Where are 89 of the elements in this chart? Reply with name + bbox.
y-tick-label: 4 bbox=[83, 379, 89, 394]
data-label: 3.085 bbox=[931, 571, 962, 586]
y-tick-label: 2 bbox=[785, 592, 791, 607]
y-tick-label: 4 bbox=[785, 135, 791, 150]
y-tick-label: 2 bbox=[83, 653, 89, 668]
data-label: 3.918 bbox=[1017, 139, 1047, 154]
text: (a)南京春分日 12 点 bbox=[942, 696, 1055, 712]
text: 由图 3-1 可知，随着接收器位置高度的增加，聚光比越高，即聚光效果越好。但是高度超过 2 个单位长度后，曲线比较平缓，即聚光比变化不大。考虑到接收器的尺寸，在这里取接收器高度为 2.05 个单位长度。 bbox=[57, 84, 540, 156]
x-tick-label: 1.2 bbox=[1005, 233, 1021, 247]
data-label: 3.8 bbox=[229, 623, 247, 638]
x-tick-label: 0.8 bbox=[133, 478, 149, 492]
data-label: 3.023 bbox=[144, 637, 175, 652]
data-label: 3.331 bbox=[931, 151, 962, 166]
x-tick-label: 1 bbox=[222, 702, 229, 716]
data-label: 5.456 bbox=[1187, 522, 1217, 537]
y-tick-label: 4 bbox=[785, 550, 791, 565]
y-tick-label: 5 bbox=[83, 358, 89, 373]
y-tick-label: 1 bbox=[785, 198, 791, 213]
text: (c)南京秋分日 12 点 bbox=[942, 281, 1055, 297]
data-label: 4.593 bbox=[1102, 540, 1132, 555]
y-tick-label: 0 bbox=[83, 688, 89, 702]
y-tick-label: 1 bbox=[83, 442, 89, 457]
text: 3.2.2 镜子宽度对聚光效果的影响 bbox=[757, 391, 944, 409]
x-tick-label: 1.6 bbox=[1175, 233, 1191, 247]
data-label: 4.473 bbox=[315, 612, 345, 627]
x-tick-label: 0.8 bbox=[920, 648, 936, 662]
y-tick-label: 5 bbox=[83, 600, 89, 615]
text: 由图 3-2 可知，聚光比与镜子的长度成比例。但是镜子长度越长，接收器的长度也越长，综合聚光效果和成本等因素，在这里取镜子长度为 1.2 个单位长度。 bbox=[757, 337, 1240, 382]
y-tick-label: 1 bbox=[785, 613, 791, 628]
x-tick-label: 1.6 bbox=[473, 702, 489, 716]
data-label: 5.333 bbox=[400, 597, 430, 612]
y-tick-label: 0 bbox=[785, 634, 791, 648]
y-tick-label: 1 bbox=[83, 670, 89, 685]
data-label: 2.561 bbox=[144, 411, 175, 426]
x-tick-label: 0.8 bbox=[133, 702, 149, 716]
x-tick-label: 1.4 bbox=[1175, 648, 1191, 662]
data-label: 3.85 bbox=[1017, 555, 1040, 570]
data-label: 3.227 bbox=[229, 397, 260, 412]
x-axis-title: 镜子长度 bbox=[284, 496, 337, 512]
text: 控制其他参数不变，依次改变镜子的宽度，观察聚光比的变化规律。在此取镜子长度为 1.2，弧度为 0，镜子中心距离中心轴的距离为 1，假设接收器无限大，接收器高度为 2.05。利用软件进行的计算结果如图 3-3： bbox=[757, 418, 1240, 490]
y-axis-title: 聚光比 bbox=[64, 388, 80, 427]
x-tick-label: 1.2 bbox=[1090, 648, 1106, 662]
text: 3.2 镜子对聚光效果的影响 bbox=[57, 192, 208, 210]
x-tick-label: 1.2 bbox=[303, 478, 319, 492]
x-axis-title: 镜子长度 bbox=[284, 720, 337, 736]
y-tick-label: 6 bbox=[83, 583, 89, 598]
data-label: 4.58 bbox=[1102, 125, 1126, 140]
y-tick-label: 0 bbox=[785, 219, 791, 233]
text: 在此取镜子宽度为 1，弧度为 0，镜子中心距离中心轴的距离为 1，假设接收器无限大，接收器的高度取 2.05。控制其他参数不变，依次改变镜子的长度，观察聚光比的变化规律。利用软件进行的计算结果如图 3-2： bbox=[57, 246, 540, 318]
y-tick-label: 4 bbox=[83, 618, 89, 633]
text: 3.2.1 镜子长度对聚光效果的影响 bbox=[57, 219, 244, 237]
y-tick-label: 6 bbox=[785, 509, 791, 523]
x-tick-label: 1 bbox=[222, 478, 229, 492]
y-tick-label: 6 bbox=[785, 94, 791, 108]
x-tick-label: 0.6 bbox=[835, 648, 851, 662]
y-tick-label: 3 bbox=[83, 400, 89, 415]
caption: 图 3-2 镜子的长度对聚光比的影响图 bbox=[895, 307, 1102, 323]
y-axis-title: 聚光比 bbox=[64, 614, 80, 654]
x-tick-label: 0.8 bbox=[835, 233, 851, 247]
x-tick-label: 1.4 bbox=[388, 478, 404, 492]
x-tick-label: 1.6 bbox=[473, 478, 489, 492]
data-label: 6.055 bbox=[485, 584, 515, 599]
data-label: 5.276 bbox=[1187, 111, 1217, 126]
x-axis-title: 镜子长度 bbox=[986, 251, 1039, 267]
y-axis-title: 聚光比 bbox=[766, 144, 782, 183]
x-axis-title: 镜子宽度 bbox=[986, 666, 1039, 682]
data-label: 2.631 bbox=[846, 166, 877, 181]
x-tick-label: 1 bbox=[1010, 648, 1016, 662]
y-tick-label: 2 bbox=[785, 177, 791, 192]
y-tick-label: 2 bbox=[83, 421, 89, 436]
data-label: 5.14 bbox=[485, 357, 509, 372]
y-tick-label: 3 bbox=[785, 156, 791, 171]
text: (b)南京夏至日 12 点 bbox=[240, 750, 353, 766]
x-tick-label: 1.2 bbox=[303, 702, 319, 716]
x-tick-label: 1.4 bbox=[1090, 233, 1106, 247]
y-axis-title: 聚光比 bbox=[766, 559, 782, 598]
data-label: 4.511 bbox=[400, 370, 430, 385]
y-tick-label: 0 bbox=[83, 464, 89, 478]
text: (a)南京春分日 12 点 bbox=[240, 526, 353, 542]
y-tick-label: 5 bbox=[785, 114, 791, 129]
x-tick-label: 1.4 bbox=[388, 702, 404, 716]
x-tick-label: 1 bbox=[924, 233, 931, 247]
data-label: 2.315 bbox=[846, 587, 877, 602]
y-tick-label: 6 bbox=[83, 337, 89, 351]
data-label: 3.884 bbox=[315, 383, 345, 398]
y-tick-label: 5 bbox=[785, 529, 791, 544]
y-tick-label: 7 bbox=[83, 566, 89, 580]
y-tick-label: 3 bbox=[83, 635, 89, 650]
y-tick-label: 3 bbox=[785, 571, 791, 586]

++++++++++++++++++++

**TASK OBJECTIVE**
Rewrite all of the records above, replacing "data-label" with "value-label" wherever it occurs and leaving everything else unchanged.

**TASK SOLUTION**
Where are 89 of the elements in this chart? Reply with name + bbox.
y-tick-label: 4 bbox=[83, 379, 89, 394]
value-label: 3.085 bbox=[931, 571, 962, 586]
y-tick-label: 2 bbox=[785, 592, 791, 607]
y-tick-label: 4 bbox=[785, 135, 791, 150]
y-tick-label: 2 bbox=[83, 653, 89, 668]
value-label: 3.918 bbox=[1017, 139, 1047, 154]
text: (a)南京春分日 12 点 bbox=[942, 696, 1055, 712]
text: 由图 3-1 可知，随着接收器位置高度的增加，聚光比越高，即聚光效果越好。但是高度超过 2 个单位长度后，曲线比较平缓，即聚光比变化不大。考虑到接收器的尺寸，在这里取接收器高度为 2.05 个单位长度。 bbox=[57, 84, 540, 156]
x-tick-label: 1.2 bbox=[1005, 233, 1021, 247]
value-label: 3.8 bbox=[229, 623, 247, 638]
x-tick-label: 0.8 bbox=[133, 478, 149, 492]
value-label: 3.023 bbox=[144, 637, 175, 652]
value-label: 3.331 bbox=[931, 151, 962, 166]
x-tick-label: 1 bbox=[222, 702, 229, 716]
value-label: 5.456 bbox=[1187, 522, 1217, 537]
y-tick-label: 4 bbox=[785, 550, 791, 565]
y-tick-label: 5 bbox=[83, 358, 89, 373]
y-tick-label: 1 bbox=[785, 198, 791, 213]
text: (c)南京秋分日 12 点 bbox=[942, 281, 1055, 297]
value-label: 4.593 bbox=[1102, 540, 1132, 555]
y-tick-label: 0 bbox=[83, 688, 89, 702]
y-tick-label: 1 bbox=[83, 442, 89, 457]
text: 3.2.2 镜子宽度对聚光效果的影响 bbox=[757, 391, 944, 409]
x-tick-label: 1.6 bbox=[1175, 233, 1191, 247]
value-label: 4.473 bbox=[315, 612, 345, 627]
x-tick-label: 0.8 bbox=[920, 648, 936, 662]
y-tick-label: 5 bbox=[83, 600, 89, 615]
text: 由图 3-2 可知，聚光比与镜子的长度成比例。但是镜子长度越长，接收器的长度也越长，综合聚光效果和成本等因素，在这里取镜子长度为 1.2 个单位长度。 bbox=[757, 337, 1240, 382]
y-tick-label: 1 bbox=[785, 613, 791, 628]
x-tick-label: 1.6 bbox=[473, 702, 489, 716]
value-label: 5.333 bbox=[400, 597, 430, 612]
y-tick-label: 0 bbox=[785, 634, 791, 648]
y-tick-label: 1 bbox=[83, 670, 89, 685]
value-label: 2.561 bbox=[144, 411, 175, 426]
x-tick-label: 0.8 bbox=[133, 702, 149, 716]
x-tick-label: 1.4 bbox=[1175, 648, 1191, 662]
value-label: 3.85 bbox=[1017, 555, 1040, 570]
value-label: 3.227 bbox=[229, 397, 260, 412]
x-axis-title: 镜子长度 bbox=[284, 496, 337, 512]
text: 控制其他参数不变，依次改变镜子的宽度，观察聚光比的变化规律。在此取镜子长度为 1.2，弧度为 0，镜子中心距离中心轴的距离为 1，假设接收器无限大，接收器高度为 2.05。利用软件进行的计算结果如图 3-3： bbox=[757, 418, 1240, 490]
y-axis-title: 聚光比 bbox=[64, 388, 80, 427]
x-tick-label: 1.2 bbox=[1090, 648, 1106, 662]
text: 3.2 镜子对聚光效果的影响 bbox=[57, 192, 208, 210]
x-tick-label: 1.2 bbox=[303, 478, 319, 492]
x-axis-title: 镜子长度 bbox=[284, 720, 337, 736]
y-tick-label: 6 bbox=[83, 583, 89, 598]
value-label: 4.58 bbox=[1102, 125, 1126, 140]
y-tick-label: 0 bbox=[785, 219, 791, 233]
text: 在此取镜子宽度为 1，弧度为 0，镜子中心距离中心轴的距离为 1，假设接收器无限大，接收器的高度取 2.05。控制其他参数不变，依次改变镜子的长度，观察聚光比的变化规律。利用软件进行的计算结果如图 3-2： bbox=[57, 246, 540, 318]
y-tick-label: 4 bbox=[83, 618, 89, 633]
text: 3.2.1 镜子长度对聚光效果的影响 bbox=[57, 219, 244, 237]
y-tick-label: 6 bbox=[785, 509, 791, 523]
x-tick-label: 1 bbox=[222, 478, 229, 492]
y-tick-label: 6 bbox=[785, 94, 791, 108]
x-tick-label: 0.6 bbox=[835, 648, 851, 662]
y-tick-label: 3 bbox=[83, 400, 89, 415]
caption: 图 3-2 镜子的长度对聚光比的影响图 bbox=[895, 307, 1102, 323]
y-axis-title: 聚光比 bbox=[64, 614, 80, 654]
x-tick-label: 0.8 bbox=[835, 233, 851, 247]
x-tick-label: 1.4 bbox=[388, 478, 404, 492]
x-tick-label: 1.6 bbox=[473, 478, 489, 492]
value-label: 6.055 bbox=[485, 584, 515, 599]
value-label: 5.276 bbox=[1187, 111, 1217, 126]
x-axis-title: 镜子长度 bbox=[986, 251, 1039, 267]
y-axis-title: 聚光比 bbox=[766, 144, 782, 183]
x-axis-title: 镜子宽度 bbox=[986, 666, 1039, 682]
value-label: 2.631 bbox=[846, 166, 877, 181]
x-tick-label: 1 bbox=[1010, 648, 1016, 662]
y-tick-label: 2 bbox=[785, 177, 791, 192]
y-tick-label: 2 bbox=[83, 421, 89, 436]
value-label: 5.14 bbox=[485, 357, 509, 372]
y-tick-label: 3 bbox=[785, 156, 791, 171]
text: (b)南京夏至日 12 点 bbox=[240, 750, 353, 766]
x-tick-label: 1.2 bbox=[303, 702, 319, 716]
x-tick-label: 1.4 bbox=[1090, 233, 1106, 247]
y-axis-title: 聚光比 bbox=[766, 559, 782, 598]
value-label: 4.511 bbox=[400, 370, 430, 385]
y-tick-label: 0 bbox=[83, 464, 89, 478]
text: (a)南京春分日 12 点 bbox=[240, 526, 353, 542]
y-tick-label: 5 bbox=[785, 114, 791, 129]
x-tick-label: 1.4 bbox=[388, 702, 404, 716]
x-tick-label: 1 bbox=[924, 233, 931, 247]
value-label: 2.315 bbox=[846, 587, 877, 602]
y-tick-label: 6 bbox=[83, 337, 89, 351]
value-label: 3.884 bbox=[315, 383, 345, 398]
y-tick-label: 5 bbox=[785, 529, 791, 544]
y-tick-label: 7 bbox=[83, 566, 89, 580]
y-tick-label: 3 bbox=[83, 635, 89, 650]
y-tick-label: 3 bbox=[785, 571, 791, 586]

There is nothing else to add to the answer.